*WORK TO COMPLETE*
Print every one of the lines below verbatim, leaving out the pictures.

■ ■ ■ ■ ■

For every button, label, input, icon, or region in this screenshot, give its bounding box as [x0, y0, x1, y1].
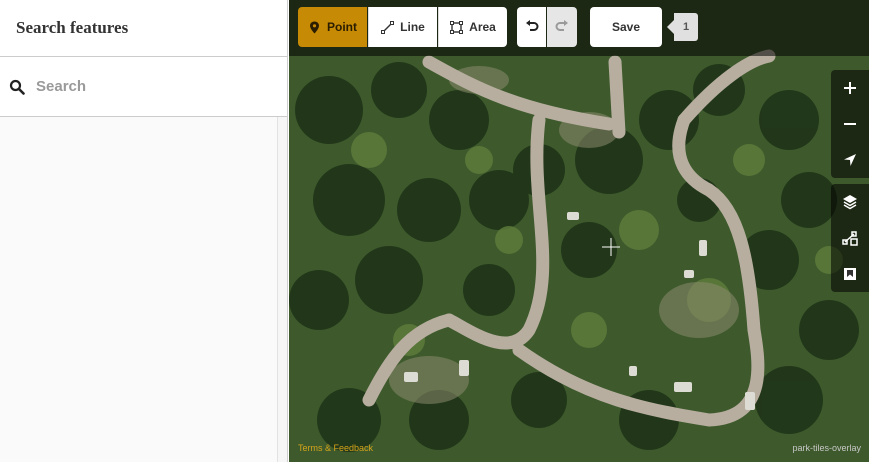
help-icon [844, 268, 856, 280]
feature-list [0, 117, 278, 462]
map-canvas[interactable]: Point Line Area Save 1 Terms & Feedback … [289, 0, 869, 462]
geolocate-button[interactable] [831, 142, 869, 178]
map-data-icon [842, 231, 858, 246]
layers-icon [843, 195, 857, 210]
terms-feedback-link[interactable]: Terms & Feedback [298, 443, 373, 453]
add-area-button[interactable]: Area [438, 7, 507, 47]
redo-icon [555, 19, 569, 36]
top-toolbar: Point Line Area Save 1 [289, 0, 869, 56]
map-controls [831, 70, 869, 292]
sidebar-header: Search features [0, 0, 287, 57]
search-input[interactable] [36, 78, 266, 95]
sidebar-title: Search features [16, 18, 129, 37]
undo-button[interactable] [517, 7, 546, 47]
save-label: Save [611, 20, 641, 34]
save-button[interactable]: Save [590, 7, 662, 47]
zoom-out-button[interactable] [831, 106, 869, 142]
save-count-badge: 1 [674, 13, 698, 41]
add-line-label: Line [400, 20, 425, 34]
add-line-button[interactable]: Line [368, 7, 437, 47]
zoom-out-icon [844, 123, 856, 125]
area-icon [450, 20, 464, 34]
background-layers-button[interactable] [831, 184, 869, 220]
zoom-in-icon [844, 82, 856, 94]
line-icon [381, 20, 395, 34]
imagery-attribution: park-tiles-overlay [792, 443, 861, 453]
redo-button[interactable] [547, 7, 577, 47]
sidebar: Search features [0, 0, 288, 462]
geolocate-icon [844, 154, 856, 166]
save-count-pointer [667, 20, 674, 34]
add-area-label: Area [469, 20, 496, 34]
zoom-in-button[interactable] [831, 70, 869, 106]
undo-icon [525, 19, 539, 36]
search-row [0, 57, 287, 117]
help-button[interactable] [831, 256, 869, 292]
add-point-label: Point [327, 20, 357, 34]
point-pin-icon [308, 21, 321, 34]
crosshair-cursor-icon [602, 238, 620, 256]
satellite-imagery [289, 0, 869, 462]
search-icon [9, 79, 25, 95]
add-point-button[interactable]: Point [298, 7, 367, 47]
map-data-button[interactable] [831, 220, 869, 256]
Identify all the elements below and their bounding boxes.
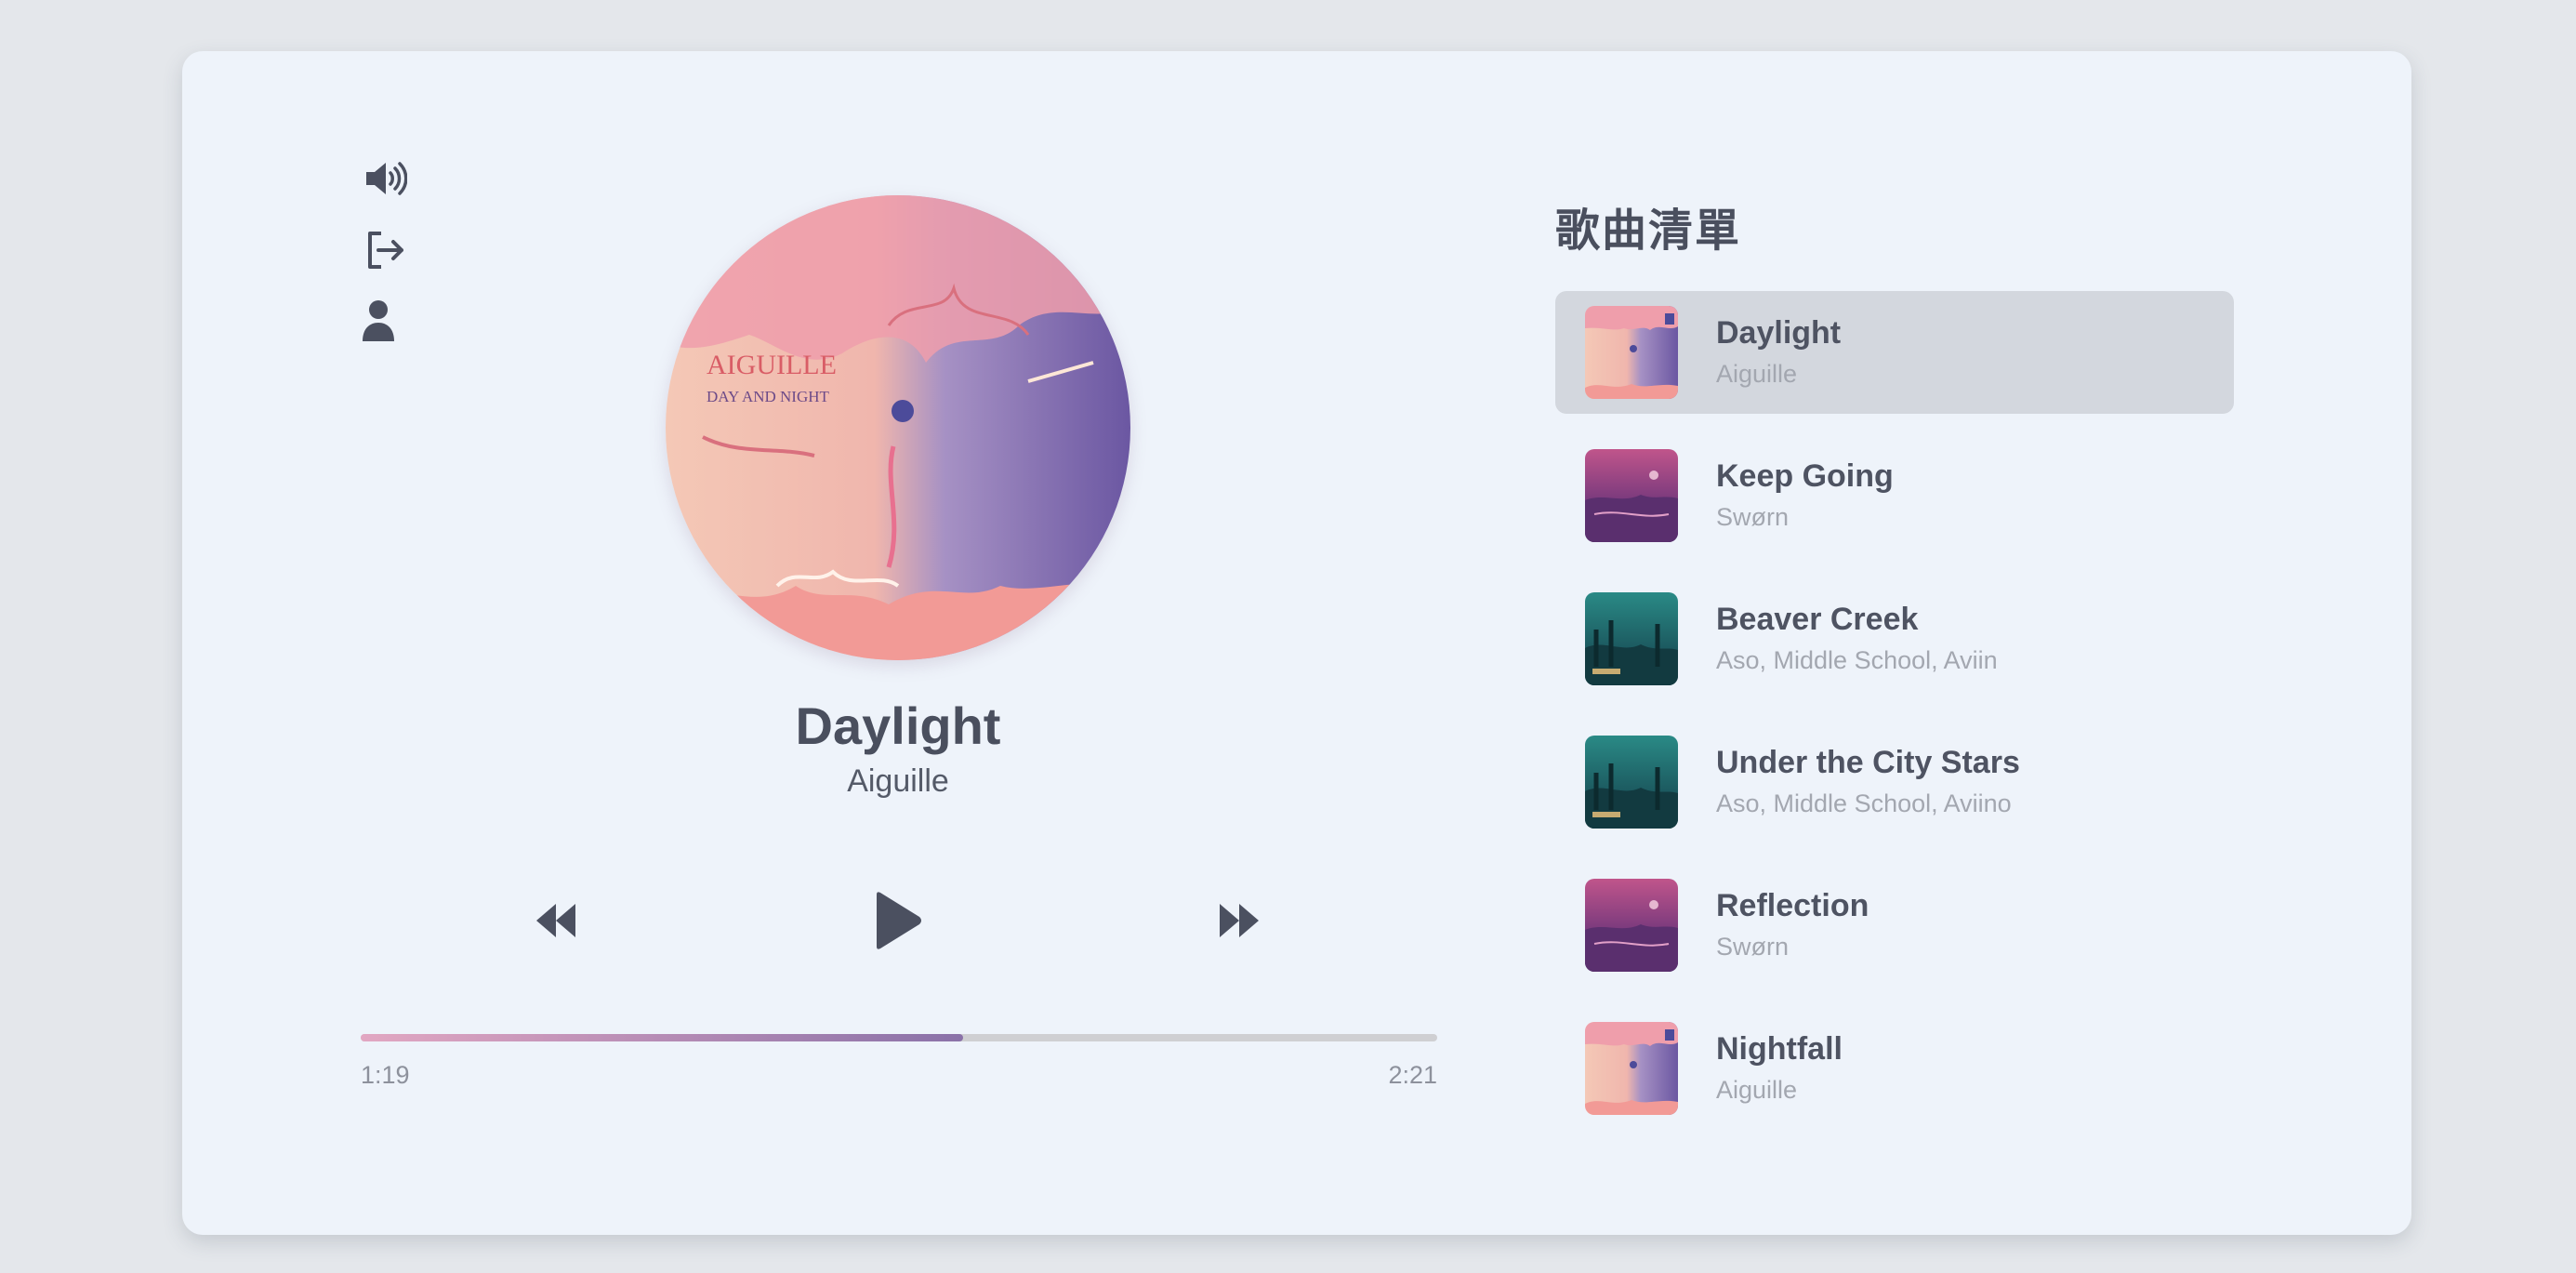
playlist-item-thumbnail	[1585, 736, 1678, 829]
playlist-item-title: Reflection	[1716, 888, 1869, 923]
playlist-item-title: Keep Going	[1716, 458, 1894, 494]
play-button[interactable]	[873, 891, 923, 950]
volume-icon[interactable]	[363, 156, 407, 201]
playlist-item[interactable]: Daylight Aiguille	[1555, 291, 2234, 414]
playlist-item[interactable]: Under the City Stars Aso, Middle School, …	[1555, 721, 2234, 843]
fast-forward-icon	[1220, 904, 1259, 937]
current-time: 1:19	[361, 1061, 410, 1089]
playlist-item-thumbnail	[1585, 879, 1678, 972]
playlist-item-thumbnail	[1585, 449, 1678, 542]
playlist-item-artist: Aso, Middle School, Aviin	[1716, 646, 1998, 674]
user-icon[interactable]	[363, 298, 407, 343]
playlist-heading: 歌曲清單	[1555, 205, 1742, 257]
rewind-icon	[536, 904, 575, 937]
playlist-item[interactable]: Beaver Creek Aso, Middle School, Aviin	[1555, 577, 2234, 700]
progress-bar[interactable]	[361, 1034, 1437, 1041]
cover-album-text: DAY AND NIGHT	[707, 388, 830, 405]
playlist-item-title: Beaver Creek	[1716, 602, 1919, 637]
playlist-item-artist: Aso, Middle School, Aviino	[1716, 789, 2012, 817]
duration-time: 2:21	[1388, 1061, 1437, 1089]
logout-icon[interactable]	[363, 228, 407, 272]
playlist-item-artist: Aiguille	[1716, 360, 1798, 388]
album-cover: AIGUILLE DAY AND NIGHT	[666, 195, 1130, 660]
playlist-item-title: Nightfall	[1716, 1031, 1843, 1067]
playlist-item-artist: Swørn	[1716, 933, 1790, 961]
playlist-item-artist: Aiguille	[1716, 1076, 1798, 1104]
playlist-item-title: Under the City Stars	[1716, 745, 2020, 780]
playlist-item[interactable]: Reflection Swørn	[1555, 864, 2234, 987]
playlist-item[interactable]: Keep Going Swørn	[1555, 434, 2234, 557]
now-playing-title: Daylight	[795, 696, 1001, 755]
next-button[interactable]	[1218, 900, 1261, 941]
now-playing-artist: Aiguille	[847, 763, 949, 799]
playlist-item-artist: Swørn	[1716, 503, 1790, 531]
playlist-item-thumbnail	[1585, 306, 1678, 399]
play-icon	[877, 892, 921, 949]
previous-button[interactable]	[535, 900, 577, 941]
playlist-item-thumbnail	[1585, 1022, 1678, 1115]
album-cover-art: AIGUILLE DAY AND NIGHT	[666, 195, 1130, 660]
playlist-item-title: Daylight	[1716, 315, 1842, 351]
playlist-item-thumbnail	[1585, 592, 1678, 685]
cover-artist-text: AIGUILLE	[707, 350, 837, 380]
playlist-item[interactable]: Nightfall Aiguille	[1555, 1007, 2234, 1130]
progress-fill	[361, 1034, 964, 1041]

■ ■ ■ ■ ■

*REPLY*
For every button, label, input, icon, or region in this screenshot, give its bounding box as [x0, y0, x1, y1].
help-icon [844, 268, 856, 280]
feature-list [0, 117, 278, 462]
map-canvas[interactable]: Point Line Area Save 1 Terms & Feedback … [289, 0, 869, 462]
geolocate-button[interactable] [831, 142, 869, 178]
map-data-icon [842, 231, 858, 246]
layers-icon [843, 195, 857, 210]
terms-feedback-link[interactable]: Terms & Feedback [298, 443, 373, 453]
add-area-button[interactable]: Area [438, 7, 507, 47]
redo-icon [555, 19, 569, 36]
top-toolbar: Point Line Area Save 1 [289, 0, 869, 56]
map-controls [831, 70, 869, 292]
sidebar-header: Search features [0, 0, 287, 57]
search-input[interactable] [36, 78, 266, 95]
sidebar-title: Search features [16, 18, 129, 37]
undo-button[interactable] [517, 7, 546, 47]
save-label: Save [611, 20, 641, 34]
save-button[interactable]: Save [590, 7, 662, 47]
zoom-out-button[interactable] [831, 106, 869, 142]
save-count-badge: 1 [674, 13, 698, 41]
add-line-label: Line [400, 20, 425, 34]
add-line-button[interactable]: Line [368, 7, 437, 47]
zoom-out-icon [844, 123, 856, 125]
area-icon [450, 20, 464, 34]
background-layers-button[interactable] [831, 184, 869, 220]
zoom-in-icon [844, 82, 856, 94]
line-icon [381, 20, 395, 34]
imagery-attribution: park-tiles-overlay [792, 443, 861, 453]
redo-button[interactable] [547, 7, 577, 47]
sidebar: Search features [0, 0, 288, 462]
geolocate-icon [844, 154, 856, 166]
save-count-pointer [667, 20, 674, 34]
add-area-label: Area [469, 20, 496, 34]
zoom-in-button[interactable] [831, 70, 869, 106]
undo-icon [525, 19, 539, 36]
search-row [0, 57, 287, 117]
help-button[interactable] [831, 256, 869, 292]
add-point-label: Point [327, 20, 357, 34]
point-pin-icon [308, 21, 321, 34]
crosshair-cursor-icon [602, 238, 620, 256]
satellite-imagery [289, 0, 869, 462]
search-icon [9, 79, 25, 95]
add-point-button[interactable]: Point [298, 7, 367, 47]
map-data-button[interactable] [831, 220, 869, 256]
Identify all the elements below and their bounding boxes.
playlist-item-thumbnail	[1585, 736, 1678, 829]
playlist-item-title: Reflection	[1716, 888, 1869, 923]
playlist-item-title: Keep Going	[1716, 458, 1894, 494]
play-button[interactable]	[873, 891, 923, 950]
volume-icon[interactable]	[363, 156, 407, 201]
playlist-item[interactable]: Daylight Aiguille	[1555, 291, 2234, 414]
playlist-item[interactable]: Under the City Stars Aso, Middle School, …	[1555, 721, 2234, 843]
fast-forward-icon	[1220, 904, 1259, 937]
current-time: 1:19	[361, 1061, 410, 1089]
playlist-item-thumbnail	[1585, 879, 1678, 972]
playlist-item-thumbnail	[1585, 449, 1678, 542]
playlist-item-artist: Aso, Middle School, Aviin	[1716, 646, 1998, 674]
user-icon[interactable]	[363, 298, 407, 343]
playlist-heading: 歌曲清單	[1555, 205, 1742, 257]
rewind-icon	[536, 904, 575, 937]
playlist-item[interactable]: Beaver Creek Aso, Middle School, Aviin	[1555, 577, 2234, 700]
progress-bar[interactable]	[361, 1034, 1437, 1041]
cover-album-text: DAY AND NIGHT	[707, 388, 830, 405]
playlist-item-title: Beaver Creek	[1716, 602, 1919, 637]
playlist-item-artist: Aso, Middle School, Aviino	[1716, 789, 2012, 817]
duration-time: 2:21	[1388, 1061, 1437, 1089]
logout-icon[interactable]	[363, 228, 407, 272]
playlist-item-artist: Aiguille	[1716, 360, 1798, 388]
album-cover: AIGUILLE DAY AND NIGHT	[666, 195, 1130, 660]
playlist-item-title: Nightfall	[1716, 1031, 1843, 1067]
playlist-item-artist: Swørn	[1716, 933, 1790, 961]
playlist-item-artist: Aiguille	[1716, 1076, 1798, 1104]
playlist-item-title: Under the City Stars	[1716, 745, 2020, 780]
playlist-item[interactable]: Reflection Swørn	[1555, 864, 2234, 987]
playlist-item[interactable]: Keep Going Swørn	[1555, 434, 2234, 557]
now-playing-title: Daylight	[795, 696, 1001, 755]
next-button[interactable]	[1218, 900, 1261, 941]
now-playing-artist: Aiguille	[847, 763, 949, 799]
playlist-item-artist: Swørn	[1716, 503, 1790, 531]
playlist-item-thumbnail	[1585, 306, 1678, 399]
play-icon	[877, 892, 921, 949]
previous-button[interactable]	[535, 900, 577, 941]
playlist-item-thumbnail	[1585, 1022, 1678, 1115]
album-cover-art: AIGUILLE DAY AND NIGHT	[666, 195, 1130, 660]
playlist-item-title: Daylight	[1716, 315, 1842, 351]
playlist-item-thumbnail	[1585, 592, 1678, 685]
cover-artist-text: AIGUILLE	[707, 350, 837, 380]
playlist-item[interactable]: Nightfall Aiguille	[1555, 1007, 2234, 1130]
progress-fill	[361, 1034, 964, 1041]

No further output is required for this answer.